DATASET ROWS:

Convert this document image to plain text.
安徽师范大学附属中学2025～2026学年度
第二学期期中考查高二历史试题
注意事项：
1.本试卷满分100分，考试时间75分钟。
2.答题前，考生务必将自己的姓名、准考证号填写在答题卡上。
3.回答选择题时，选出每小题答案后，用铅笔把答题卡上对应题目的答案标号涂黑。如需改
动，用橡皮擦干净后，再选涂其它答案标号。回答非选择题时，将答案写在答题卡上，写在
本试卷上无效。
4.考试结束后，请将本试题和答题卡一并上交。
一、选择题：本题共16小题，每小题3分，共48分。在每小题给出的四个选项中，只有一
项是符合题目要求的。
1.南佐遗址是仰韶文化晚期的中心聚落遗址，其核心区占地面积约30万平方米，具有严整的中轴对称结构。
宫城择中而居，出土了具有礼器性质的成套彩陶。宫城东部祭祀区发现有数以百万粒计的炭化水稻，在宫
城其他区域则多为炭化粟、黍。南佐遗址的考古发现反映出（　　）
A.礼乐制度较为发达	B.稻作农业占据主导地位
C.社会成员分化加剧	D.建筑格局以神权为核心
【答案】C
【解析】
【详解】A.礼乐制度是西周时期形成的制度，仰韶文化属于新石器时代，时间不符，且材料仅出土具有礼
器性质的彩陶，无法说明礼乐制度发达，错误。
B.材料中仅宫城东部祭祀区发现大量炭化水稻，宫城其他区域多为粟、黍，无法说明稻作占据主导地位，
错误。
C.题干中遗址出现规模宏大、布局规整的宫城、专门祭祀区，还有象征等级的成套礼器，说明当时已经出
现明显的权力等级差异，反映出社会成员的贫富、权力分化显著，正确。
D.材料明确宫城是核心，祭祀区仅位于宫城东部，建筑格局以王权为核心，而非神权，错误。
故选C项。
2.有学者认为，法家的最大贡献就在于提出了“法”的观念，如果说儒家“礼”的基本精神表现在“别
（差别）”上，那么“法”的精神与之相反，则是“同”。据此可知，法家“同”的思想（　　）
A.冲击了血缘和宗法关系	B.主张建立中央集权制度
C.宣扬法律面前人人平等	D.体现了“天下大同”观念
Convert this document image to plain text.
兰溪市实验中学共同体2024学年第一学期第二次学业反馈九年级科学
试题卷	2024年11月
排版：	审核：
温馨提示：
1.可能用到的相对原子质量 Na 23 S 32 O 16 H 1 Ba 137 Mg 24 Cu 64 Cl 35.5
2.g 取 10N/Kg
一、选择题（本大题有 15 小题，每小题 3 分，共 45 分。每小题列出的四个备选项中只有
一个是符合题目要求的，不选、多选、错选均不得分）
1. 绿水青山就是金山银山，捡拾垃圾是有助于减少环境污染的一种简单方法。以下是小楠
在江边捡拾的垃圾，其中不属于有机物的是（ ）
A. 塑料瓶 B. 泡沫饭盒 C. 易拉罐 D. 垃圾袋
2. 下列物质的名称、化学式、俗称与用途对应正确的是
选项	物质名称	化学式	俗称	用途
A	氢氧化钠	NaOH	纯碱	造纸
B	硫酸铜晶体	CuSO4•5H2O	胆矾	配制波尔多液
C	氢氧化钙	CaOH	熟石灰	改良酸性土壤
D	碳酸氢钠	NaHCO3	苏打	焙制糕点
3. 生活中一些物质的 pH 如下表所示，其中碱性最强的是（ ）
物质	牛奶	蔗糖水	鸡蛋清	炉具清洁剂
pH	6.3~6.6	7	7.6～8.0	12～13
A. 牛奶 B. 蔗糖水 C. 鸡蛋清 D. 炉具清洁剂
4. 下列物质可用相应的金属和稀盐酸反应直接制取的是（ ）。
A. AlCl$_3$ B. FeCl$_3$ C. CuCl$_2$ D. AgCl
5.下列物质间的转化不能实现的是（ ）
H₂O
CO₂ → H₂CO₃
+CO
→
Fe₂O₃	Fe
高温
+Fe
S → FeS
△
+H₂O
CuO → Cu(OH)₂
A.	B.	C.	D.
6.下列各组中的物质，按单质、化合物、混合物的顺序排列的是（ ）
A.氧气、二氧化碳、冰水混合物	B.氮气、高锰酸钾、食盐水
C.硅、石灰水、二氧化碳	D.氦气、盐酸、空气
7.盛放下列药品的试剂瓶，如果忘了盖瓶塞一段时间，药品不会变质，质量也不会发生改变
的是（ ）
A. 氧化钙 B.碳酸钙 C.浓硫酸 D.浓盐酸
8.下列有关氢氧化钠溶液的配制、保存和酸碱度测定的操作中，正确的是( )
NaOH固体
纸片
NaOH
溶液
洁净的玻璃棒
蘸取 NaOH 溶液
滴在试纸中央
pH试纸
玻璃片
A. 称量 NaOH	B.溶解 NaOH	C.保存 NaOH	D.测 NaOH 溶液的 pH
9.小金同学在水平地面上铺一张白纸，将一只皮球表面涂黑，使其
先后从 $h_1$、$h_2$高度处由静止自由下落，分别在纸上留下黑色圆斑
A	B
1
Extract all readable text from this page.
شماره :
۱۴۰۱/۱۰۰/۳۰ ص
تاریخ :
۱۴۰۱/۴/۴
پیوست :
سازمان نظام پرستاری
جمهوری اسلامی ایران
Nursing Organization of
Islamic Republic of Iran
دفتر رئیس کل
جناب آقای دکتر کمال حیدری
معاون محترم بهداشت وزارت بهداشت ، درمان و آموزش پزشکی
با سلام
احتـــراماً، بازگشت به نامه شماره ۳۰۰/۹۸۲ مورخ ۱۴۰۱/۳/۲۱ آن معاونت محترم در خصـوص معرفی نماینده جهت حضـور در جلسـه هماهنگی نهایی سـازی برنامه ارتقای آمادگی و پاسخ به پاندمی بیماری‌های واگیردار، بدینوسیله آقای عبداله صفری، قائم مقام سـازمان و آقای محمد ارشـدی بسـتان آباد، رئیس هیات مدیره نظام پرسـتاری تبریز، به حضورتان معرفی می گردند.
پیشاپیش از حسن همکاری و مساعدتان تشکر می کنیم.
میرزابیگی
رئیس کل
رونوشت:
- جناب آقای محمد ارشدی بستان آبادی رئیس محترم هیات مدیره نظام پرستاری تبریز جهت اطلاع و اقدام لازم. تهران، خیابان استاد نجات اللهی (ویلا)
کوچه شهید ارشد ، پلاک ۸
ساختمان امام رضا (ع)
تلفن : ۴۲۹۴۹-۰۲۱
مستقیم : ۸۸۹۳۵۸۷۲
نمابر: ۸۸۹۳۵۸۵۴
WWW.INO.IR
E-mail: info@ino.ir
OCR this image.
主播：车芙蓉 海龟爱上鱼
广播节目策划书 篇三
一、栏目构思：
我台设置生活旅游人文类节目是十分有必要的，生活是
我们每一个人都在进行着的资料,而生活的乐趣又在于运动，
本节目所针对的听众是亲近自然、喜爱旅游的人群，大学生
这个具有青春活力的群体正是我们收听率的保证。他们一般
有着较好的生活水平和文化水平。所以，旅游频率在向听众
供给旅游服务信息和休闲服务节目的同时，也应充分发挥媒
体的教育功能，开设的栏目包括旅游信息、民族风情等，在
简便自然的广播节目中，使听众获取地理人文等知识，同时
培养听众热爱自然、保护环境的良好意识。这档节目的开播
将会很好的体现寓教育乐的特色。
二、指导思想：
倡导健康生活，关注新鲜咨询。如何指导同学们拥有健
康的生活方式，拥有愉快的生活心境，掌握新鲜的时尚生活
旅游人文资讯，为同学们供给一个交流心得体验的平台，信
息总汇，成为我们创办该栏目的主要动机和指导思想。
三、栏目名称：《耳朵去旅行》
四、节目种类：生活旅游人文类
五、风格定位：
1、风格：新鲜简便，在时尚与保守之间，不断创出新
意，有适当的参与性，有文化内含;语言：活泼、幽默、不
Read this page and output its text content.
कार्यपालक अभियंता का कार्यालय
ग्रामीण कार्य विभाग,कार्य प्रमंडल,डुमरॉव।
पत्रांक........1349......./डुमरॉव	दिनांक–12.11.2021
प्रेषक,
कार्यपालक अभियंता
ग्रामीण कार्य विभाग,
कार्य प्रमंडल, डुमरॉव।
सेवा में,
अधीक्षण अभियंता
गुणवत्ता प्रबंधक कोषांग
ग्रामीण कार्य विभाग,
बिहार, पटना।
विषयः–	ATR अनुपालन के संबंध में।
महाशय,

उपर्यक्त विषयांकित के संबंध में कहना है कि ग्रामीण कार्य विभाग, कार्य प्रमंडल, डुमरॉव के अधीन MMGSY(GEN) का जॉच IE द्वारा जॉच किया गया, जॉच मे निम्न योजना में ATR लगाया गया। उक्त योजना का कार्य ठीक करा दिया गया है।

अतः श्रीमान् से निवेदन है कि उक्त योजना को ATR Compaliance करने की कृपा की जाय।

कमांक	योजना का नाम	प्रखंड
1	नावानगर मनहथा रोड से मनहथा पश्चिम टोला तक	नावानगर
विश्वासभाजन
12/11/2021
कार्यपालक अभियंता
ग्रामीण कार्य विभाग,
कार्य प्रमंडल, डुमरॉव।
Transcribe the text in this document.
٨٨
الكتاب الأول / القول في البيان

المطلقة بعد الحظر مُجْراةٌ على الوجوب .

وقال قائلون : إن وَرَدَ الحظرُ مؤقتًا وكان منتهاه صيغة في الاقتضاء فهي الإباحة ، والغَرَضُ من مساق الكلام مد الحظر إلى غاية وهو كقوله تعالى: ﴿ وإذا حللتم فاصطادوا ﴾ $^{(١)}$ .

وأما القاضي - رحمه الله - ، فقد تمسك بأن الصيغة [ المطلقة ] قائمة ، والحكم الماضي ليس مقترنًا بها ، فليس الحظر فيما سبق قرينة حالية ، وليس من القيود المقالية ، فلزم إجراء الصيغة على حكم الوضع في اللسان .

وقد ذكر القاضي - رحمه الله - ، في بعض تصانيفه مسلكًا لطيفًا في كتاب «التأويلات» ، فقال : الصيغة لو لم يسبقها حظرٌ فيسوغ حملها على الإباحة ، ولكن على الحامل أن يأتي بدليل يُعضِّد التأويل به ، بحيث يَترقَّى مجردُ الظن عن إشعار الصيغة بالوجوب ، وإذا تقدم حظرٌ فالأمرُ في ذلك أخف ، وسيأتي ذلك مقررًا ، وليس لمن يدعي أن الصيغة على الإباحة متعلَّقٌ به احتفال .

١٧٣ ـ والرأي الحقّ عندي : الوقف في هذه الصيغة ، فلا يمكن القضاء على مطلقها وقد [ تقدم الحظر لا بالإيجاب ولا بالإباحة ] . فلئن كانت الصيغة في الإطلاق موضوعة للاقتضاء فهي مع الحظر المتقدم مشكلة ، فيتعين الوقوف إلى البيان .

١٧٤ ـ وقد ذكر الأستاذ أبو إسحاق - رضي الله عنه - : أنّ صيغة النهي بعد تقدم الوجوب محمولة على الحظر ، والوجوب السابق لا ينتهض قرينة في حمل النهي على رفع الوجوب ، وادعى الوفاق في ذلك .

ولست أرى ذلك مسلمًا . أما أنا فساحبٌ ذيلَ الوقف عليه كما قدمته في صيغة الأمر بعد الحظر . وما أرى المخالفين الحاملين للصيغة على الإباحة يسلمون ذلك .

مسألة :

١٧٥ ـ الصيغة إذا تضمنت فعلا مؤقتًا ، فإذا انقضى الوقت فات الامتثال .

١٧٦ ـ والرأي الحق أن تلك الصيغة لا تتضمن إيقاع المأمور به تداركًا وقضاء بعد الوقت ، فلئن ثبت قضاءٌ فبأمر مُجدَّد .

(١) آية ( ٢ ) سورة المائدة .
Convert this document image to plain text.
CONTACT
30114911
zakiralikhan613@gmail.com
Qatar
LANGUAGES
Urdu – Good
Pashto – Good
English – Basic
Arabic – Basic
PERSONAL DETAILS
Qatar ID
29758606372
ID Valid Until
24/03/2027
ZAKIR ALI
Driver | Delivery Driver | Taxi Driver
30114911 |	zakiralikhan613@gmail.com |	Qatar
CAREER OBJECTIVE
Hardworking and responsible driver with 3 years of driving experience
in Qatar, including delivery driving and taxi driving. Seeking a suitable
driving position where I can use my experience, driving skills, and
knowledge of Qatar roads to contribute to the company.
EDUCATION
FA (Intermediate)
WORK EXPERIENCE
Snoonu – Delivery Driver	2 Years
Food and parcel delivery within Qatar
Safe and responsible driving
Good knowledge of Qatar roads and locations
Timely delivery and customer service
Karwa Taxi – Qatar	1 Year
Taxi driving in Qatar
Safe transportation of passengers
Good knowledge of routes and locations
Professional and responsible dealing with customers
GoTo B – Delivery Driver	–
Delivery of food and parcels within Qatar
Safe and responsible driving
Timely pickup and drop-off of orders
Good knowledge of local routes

EXERCISE AIM: Of all the lines in the material above, how many contain the word "二氧化碳"? Give only the count.

SOLUTION FOR THIS PROBLEM: 2